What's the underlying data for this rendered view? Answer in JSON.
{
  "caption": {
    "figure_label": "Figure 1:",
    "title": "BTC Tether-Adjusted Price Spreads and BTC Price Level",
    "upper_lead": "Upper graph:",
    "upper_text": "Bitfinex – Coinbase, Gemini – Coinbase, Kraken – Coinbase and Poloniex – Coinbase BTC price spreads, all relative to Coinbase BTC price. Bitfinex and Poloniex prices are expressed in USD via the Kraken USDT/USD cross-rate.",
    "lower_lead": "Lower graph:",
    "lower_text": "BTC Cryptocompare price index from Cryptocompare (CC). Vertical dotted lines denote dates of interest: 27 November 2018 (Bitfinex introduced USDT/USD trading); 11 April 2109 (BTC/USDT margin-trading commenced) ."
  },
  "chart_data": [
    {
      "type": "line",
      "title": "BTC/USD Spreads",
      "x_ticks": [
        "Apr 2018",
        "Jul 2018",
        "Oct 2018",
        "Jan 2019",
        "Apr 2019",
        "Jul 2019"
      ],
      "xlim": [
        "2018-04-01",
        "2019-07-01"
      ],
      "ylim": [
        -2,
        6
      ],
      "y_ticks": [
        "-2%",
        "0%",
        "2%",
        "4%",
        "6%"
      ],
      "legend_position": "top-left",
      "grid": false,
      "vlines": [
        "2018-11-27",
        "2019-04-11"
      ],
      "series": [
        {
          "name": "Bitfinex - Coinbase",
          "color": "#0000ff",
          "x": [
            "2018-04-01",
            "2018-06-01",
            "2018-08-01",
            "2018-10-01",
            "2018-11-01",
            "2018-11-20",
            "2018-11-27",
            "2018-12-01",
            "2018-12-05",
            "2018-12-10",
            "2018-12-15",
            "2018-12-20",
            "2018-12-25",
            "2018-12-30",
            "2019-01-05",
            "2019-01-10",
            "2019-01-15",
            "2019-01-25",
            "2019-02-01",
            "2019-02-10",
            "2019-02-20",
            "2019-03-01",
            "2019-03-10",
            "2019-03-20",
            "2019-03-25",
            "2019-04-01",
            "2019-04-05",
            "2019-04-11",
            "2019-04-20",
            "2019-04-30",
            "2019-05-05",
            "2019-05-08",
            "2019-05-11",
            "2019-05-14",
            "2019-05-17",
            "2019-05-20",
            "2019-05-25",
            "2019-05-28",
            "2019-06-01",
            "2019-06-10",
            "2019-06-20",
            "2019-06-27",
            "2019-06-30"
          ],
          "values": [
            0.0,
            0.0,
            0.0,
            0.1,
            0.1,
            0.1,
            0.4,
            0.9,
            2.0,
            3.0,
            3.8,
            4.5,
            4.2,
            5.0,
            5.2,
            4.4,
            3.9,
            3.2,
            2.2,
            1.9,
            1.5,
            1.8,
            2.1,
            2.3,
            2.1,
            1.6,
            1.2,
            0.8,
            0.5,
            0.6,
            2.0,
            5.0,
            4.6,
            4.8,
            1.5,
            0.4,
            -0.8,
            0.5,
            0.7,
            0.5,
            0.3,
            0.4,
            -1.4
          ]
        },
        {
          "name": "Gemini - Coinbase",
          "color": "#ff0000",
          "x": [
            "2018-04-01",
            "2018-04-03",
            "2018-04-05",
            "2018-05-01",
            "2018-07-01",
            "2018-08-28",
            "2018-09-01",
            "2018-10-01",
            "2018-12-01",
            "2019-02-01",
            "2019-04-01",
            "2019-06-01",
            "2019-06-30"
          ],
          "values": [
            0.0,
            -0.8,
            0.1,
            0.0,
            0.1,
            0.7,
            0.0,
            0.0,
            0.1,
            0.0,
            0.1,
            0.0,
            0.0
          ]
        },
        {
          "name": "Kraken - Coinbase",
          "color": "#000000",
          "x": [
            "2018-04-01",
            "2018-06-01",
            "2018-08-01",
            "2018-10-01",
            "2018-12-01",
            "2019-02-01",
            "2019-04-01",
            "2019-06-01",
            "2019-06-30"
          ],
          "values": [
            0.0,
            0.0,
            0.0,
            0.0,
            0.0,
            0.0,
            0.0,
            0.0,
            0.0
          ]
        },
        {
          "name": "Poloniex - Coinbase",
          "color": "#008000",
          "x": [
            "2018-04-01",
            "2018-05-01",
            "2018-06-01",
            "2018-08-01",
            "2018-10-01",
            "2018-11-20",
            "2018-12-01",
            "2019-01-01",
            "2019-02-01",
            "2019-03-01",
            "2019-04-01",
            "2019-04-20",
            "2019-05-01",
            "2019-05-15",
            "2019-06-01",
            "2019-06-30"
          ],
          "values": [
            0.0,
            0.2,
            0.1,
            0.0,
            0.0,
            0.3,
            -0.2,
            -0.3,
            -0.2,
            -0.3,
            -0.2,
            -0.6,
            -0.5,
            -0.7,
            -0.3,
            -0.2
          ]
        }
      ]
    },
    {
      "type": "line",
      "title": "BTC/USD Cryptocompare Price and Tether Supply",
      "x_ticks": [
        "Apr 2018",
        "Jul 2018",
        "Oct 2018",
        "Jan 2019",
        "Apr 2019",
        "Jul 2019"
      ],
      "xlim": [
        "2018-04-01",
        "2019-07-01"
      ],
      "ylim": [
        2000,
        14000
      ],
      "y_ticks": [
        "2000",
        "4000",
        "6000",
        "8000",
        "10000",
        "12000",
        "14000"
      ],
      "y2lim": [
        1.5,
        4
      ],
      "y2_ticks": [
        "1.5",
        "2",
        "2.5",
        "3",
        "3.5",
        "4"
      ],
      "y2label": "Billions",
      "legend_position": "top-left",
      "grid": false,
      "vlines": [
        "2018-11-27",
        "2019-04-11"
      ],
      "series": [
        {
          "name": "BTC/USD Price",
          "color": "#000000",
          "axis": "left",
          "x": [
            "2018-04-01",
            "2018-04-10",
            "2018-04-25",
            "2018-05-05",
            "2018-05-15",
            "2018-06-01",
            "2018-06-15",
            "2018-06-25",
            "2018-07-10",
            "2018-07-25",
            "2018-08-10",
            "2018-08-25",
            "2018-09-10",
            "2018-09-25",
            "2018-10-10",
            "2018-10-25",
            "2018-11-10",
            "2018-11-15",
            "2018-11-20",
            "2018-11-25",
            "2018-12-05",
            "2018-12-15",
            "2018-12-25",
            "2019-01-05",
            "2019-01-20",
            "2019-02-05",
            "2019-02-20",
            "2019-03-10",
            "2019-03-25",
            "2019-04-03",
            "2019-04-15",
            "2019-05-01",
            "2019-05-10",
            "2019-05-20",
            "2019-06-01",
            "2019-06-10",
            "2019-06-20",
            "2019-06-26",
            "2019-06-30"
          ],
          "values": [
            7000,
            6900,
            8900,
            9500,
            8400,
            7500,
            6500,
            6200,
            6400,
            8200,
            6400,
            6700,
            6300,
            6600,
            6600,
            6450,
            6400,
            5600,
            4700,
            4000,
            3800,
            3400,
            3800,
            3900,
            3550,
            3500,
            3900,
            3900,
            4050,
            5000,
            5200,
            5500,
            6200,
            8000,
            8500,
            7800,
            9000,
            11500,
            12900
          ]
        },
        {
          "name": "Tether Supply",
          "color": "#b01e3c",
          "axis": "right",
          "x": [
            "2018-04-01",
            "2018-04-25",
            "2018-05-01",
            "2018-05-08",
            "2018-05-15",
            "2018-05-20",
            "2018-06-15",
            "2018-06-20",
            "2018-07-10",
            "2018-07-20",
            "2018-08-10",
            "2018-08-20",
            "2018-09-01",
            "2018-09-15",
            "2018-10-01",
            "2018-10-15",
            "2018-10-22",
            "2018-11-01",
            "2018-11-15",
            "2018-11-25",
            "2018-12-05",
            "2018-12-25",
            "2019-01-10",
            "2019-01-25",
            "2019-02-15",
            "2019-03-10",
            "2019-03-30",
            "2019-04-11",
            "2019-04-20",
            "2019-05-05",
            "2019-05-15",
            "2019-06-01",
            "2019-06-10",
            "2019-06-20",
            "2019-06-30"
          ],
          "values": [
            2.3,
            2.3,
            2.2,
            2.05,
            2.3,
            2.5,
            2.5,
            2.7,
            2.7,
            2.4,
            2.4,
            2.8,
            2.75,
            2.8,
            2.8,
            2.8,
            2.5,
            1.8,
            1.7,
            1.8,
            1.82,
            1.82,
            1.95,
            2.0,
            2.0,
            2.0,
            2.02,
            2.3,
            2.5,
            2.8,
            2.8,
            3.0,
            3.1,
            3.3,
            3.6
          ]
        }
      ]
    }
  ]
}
-.-.-
### SHORT TASK
Locate the word "graph" in the data above. Copy every line carrying it.

### OUTPUT FOR THIS TASK
    "upper_lead": "Upper graph:",
    "lower_lead": "Lower graph:",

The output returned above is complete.